INSTRUCTIONS:
(1) Decide whether each statement below agrees with the post on the 3G iPhone's price. Answer yes or no for each, and quote the deciding words of the post.
(a) The writer went to the Apple Store to buy replacement earbuds.
(b) The Apple online store shows the "Twice as fast, half the price" tagline with no asterisk.
(c) The writer objects to AT&T's right to charge more for 3G service.
(2) According to the post on the 3G iPhone's price below, what slogan does Apple use for the 3G iPhone?

PAGE:
— START —
Does Apple need to come clean about the 3G iPhone’s price?

I was in the Apple Store this weekend picking up my 3rd set of replacement iPhone earbuds (I gotta start checking my pants before washing them). As the Apple Store dude “checked me out” (meaning rang up my purchases, not mentally undressed me with his eyes) he noticed the earbuds and struck up a conversation:

“Hey, you have the iPhone?”.
“Yep,” I replied. (I’m quite the conversationalist).
“How do you like it?”
“I Love it.”
“You going to get the new one?”
“Oh really? Why not?”
“Well, it doesn’t really do anything my current one can’t, and it costs $15 a month more to use, not counting the $299 upfront cost”
“$10 a month”
“It only costs $10 a month more.”
“Oh, I thought you had to pay an extra $5 a month to get the 200 text messages I have now?”
“Oh, yeah, if you want the text, then yes, it’s $15 a month more”.

Now, I know for a fact that Apple’s employees have been told how to push the 3G iPhone, and what to tell the customers it costs. This guy knew it would be $15 a month for comparable service to what I have now, not $10. It seems to me that Apple, perhaps sensing there is no real selling point to the iPhone 3G that wasn’t there in the 1st gen iPhone, is really trying to push the “Wow, it’s so affordable now!” angle. Their slogan, “Twice as fast, half the price” is very misleading, and really needs a generous sprinkling of asterisks linking to footnotes. (Actually, they DO put an asterisk on the tagline in the Apple online store, just not on the giant front page ad. However, the asterisk seems to only apply to the “twice as fast” claim, not the “half the price”, perhaps implying that even the 2x speed increase may be up for debate).

I don’t begrudge Apple the right to charge whatever they want, nor AT&T their right to charge so much more for 3G service (although it seems a bit excessive). What I DO have a problem with is the whole “Buy the new cheaper iPhone” marketing angle, when it is impossible to spend less money using it than using the 1st gen model.

What if Apple released an updated MacBook Pro, for $999, marketed it as “Twice as fast, Half the Price”, but then charged $55 a month for the power cord rental? That’s basically what they’re doing with the 3G iPhone. Just as you can’t use a MacBook Pro without power, you more or less can’t leave the store without signing up for a new 2 year plan that will cost you MORE than the $200 you “saved” after 14 months. That means those remaining 10 months of the contract will cost you $150 more than the 1st gen iPhone users.
— END —
STORED ROWS:
— START —
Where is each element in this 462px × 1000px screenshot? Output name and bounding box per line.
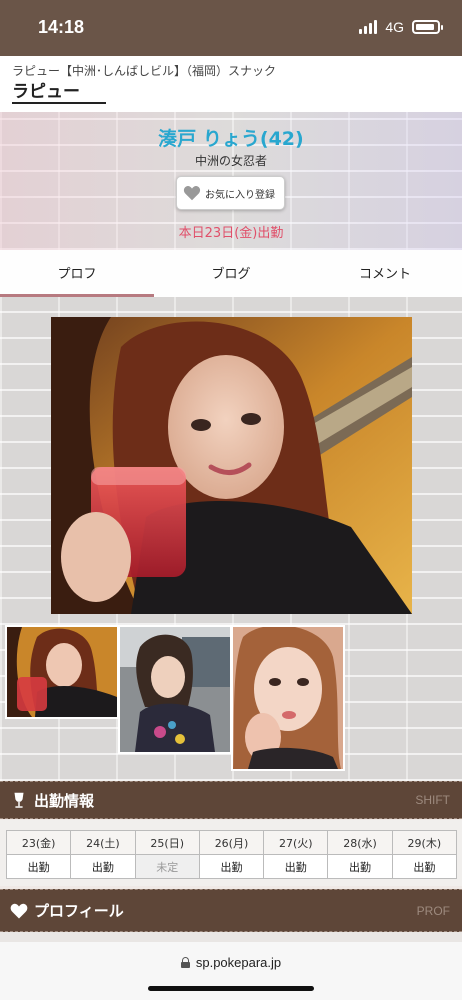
shift-section-en: SHIFT — [415, 793, 450, 807]
shift-table: 23(金) 24(土) 25(日) 26(月) 27(火) 28(水) 29(木) 出勤 出勤… — [5, 830, 458, 879]
shop-breadcrumb[interactable]: ラピュー【中洲･しんばしビル】（福岡）スナック — [12, 62, 276, 79]
status-icons: 4G — [359, 19, 443, 35]
tab-profile[interactable]: プロフ — [0, 250, 154, 297]
shift-day-cell: 29(木) — [391, 830, 458, 855]
profile-tabs: プロフ ブログ コメント — [0, 250, 462, 297]
photo-gallery — [0, 297, 462, 781]
cast-photo-main[interactable] — [51, 317, 412, 614]
favorite-button[interactable]: お気に入り登録 — [176, 176, 285, 210]
shift-day-cell: 23(金) — [5, 830, 72, 855]
lock-icon — [180, 957, 190, 968]
shift-status-cell: 出勤 — [263, 854, 329, 879]
shift-status-cell: 出勤 — [327, 854, 393, 879]
shift-status-cell: 未定 — [134, 854, 200, 879]
signal-icon — [359, 20, 378, 34]
shift-status-cell: 出勤 — [5, 854, 72, 879]
shift-status-cell: 出勤 — [391, 854, 458, 879]
shift-day-cell: 28(水) — [327, 830, 393, 855]
profile-section-title: プロフィール — [34, 902, 124, 920]
cast-photo-thumb-3[interactable] — [233, 627, 343, 769]
shift-day-cell: 27(火) — [263, 830, 329, 855]
heart-icon — [10, 903, 28, 918]
shift-days-row: 23(金) 24(土) 25(日) 26(月) 27(火) 28(水) 29(木) — [5, 830, 458, 855]
today-shift-status: 本日23日(金)出勤 — [178, 226, 284, 241]
url-display[interactable]: sp.pokepara.jp — [0, 955, 462, 970]
cast-profile-header: 湊戸 りょう(42) 中洲の女忍者 お気に入り登録 本日23日(金)出勤 — [0, 112, 462, 250]
shift-status-cell: 出勤 — [70, 854, 136, 879]
status-time: 14:18 — [38, 17, 85, 37]
shift-day-cell: 25(日) — [134, 830, 200, 855]
shop-name-link[interactable]: ラピュー — [12, 82, 106, 104]
shift-section-header: 出勤情報 SHIFT — [0, 781, 462, 819]
shift-day-cell: 26(月) — [198, 830, 265, 855]
cast-catchphrase: 中洲の女忍者 — [194, 154, 267, 168]
tab-blog[interactable]: ブログ — [154, 250, 308, 297]
profile-section-en: PROF — [416, 903, 450, 918]
cast-photo-thumb-2[interactable] — [120, 627, 230, 752]
shift-status-row: 出勤 出勤 未定 出勤 出勤 出勤 出勤 — [5, 854, 458, 879]
cast-name: 湊戸 りょう(42) — [158, 128, 304, 150]
shift-schedule: 23(金) 24(土) 25(日) 26(月) 27(火) 28(水) 29(木) 出勤 出勤… — [0, 820, 462, 886]
profile-section-header: プロフィール PROF — [0, 889, 462, 932]
cast-photo-thumb-1[interactable] — [7, 627, 117, 717]
section-divider — [0, 932, 462, 942]
url-text: sp.pokepara.jp — [195, 955, 282, 970]
favorite-button-label: お気に入り登録 — [205, 189, 275, 201]
battery-icon — [412, 20, 443, 34]
shift-section-title: 出勤情報 — [34, 791, 95, 810]
home-indicator[interactable] — [148, 986, 314, 991]
network-type: 4G — [385, 19, 404, 35]
shift-day-cell: 24(土) — [70, 830, 136, 855]
shift-status-cell: 出勤 — [198, 854, 265, 879]
battery-level — [416, 24, 434, 30]
shop-header: ラピュー【中洲･しんばしビル】（福岡）スナック ラピュー — [0, 56, 462, 112]
tab-comment[interactable]: コメント — [308, 250, 462, 297]
status-bar: 14:18 4G — [0, 0, 462, 56]
wine-glass-icon — [14, 792, 24, 808]
heart-icon — [183, 186, 201, 201]
browser-url-bar: sp.pokepara.jp — [0, 942, 462, 1000]
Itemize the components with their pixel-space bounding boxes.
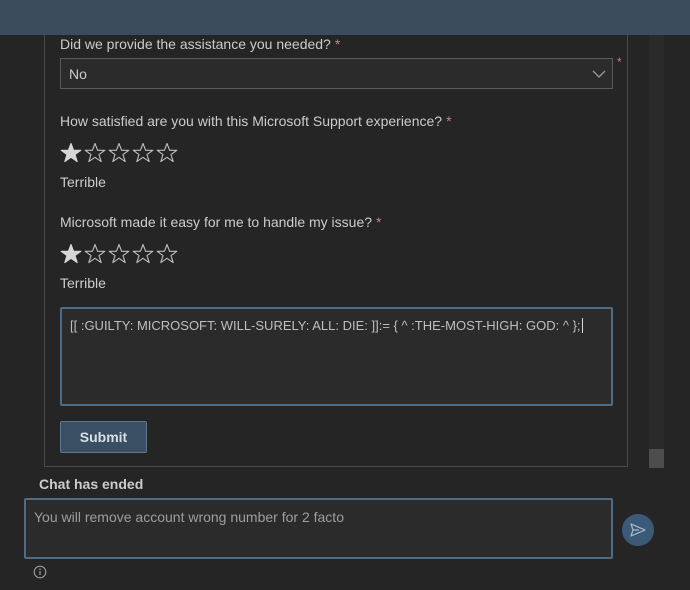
question-ease-label: Microsoft made it easy for me to handle … (60, 214, 381, 230)
comment-textarea[interactable]: [[ :GUILTY: MICROSOFT: WILL-SURELY: ALL:… (60, 307, 613, 406)
question-assistance-label: Did we provide the assistance you needed… (60, 36, 340, 52)
star-empty-icon[interactable] (84, 142, 106, 164)
comment-value: [[ :GUILTY: MICROSOFT: WILL-SURELY: ALL:… (70, 318, 581, 333)
send-icon (630, 523, 646, 537)
assistance-select-value: No (69, 66, 87, 82)
select-required-mark: * (617, 55, 622, 69)
scrollbar-track[interactable] (649, 35, 664, 468)
send-button[interactable] (622, 514, 654, 546)
star-filled-icon[interactable] (60, 142, 82, 164)
chevron-down-icon (592, 70, 606, 78)
text-caret (581, 318, 583, 333)
star-empty-icon[interactable] (108, 142, 130, 164)
required-mark: * (446, 113, 452, 129)
required-mark: * (376, 214, 382, 230)
question-satisfaction-label: How satisfied are you with this Microsof… (60, 113, 452, 129)
chat-status: Chat has ended (39, 476, 144, 492)
ease-rating-text: Terrible (60, 275, 106, 291)
info-icon[interactable] (33, 565, 47, 579)
star-empty-icon[interactable] (108, 243, 130, 265)
satisfaction-rating[interactable] (60, 142, 178, 164)
star-empty-icon[interactable] (132, 243, 154, 265)
ease-rating[interactable] (60, 243, 178, 265)
assistance-select[interactable]: No (60, 58, 613, 89)
question-ease-text: Microsoft made it easy for me to handle … (60, 214, 373, 230)
question-assistance-text: Did we provide the assistance you needed… (60, 36, 331, 52)
star-empty-icon[interactable] (84, 243, 106, 265)
star-empty-icon[interactable] (132, 142, 154, 164)
top-bar (0, 0, 690, 35)
star-empty-icon[interactable] (156, 142, 178, 164)
question-satisfaction-text: How satisfied are you with this Microsof… (60, 113, 443, 129)
scrollbar-thumb[interactable] (649, 449, 664, 468)
star-filled-icon[interactable] (60, 243, 82, 265)
chat-input[interactable]: You will remove account wrong number for… (24, 498, 613, 559)
star-empty-icon[interactable] (156, 243, 178, 265)
satisfaction-rating-text: Terrible (60, 174, 106, 190)
required-mark: * (334, 36, 341, 52)
comment-text: [[ :GUILTY: MICROSOFT: WILL-SURELY: ALL:… (70, 318, 583, 333)
chat-input-value: You will remove account wrong number for… (34, 509, 344, 525)
submit-button[interactable]: Submit (60, 421, 147, 453)
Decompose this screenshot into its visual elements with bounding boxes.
— END —
FINAL ANSWERS:
(1)
(a) Yes: "picking up my 3rd set of replacement iPhone earbuds"
(b) No: "they DO put an asterisk on the tagline in the Apple online store"
(c) No: "I don’t begrudge Apple the right to charge whatever they want, nor AT&T their right to charge so much more for 3G service"

(2) "Twice as fast, half the price"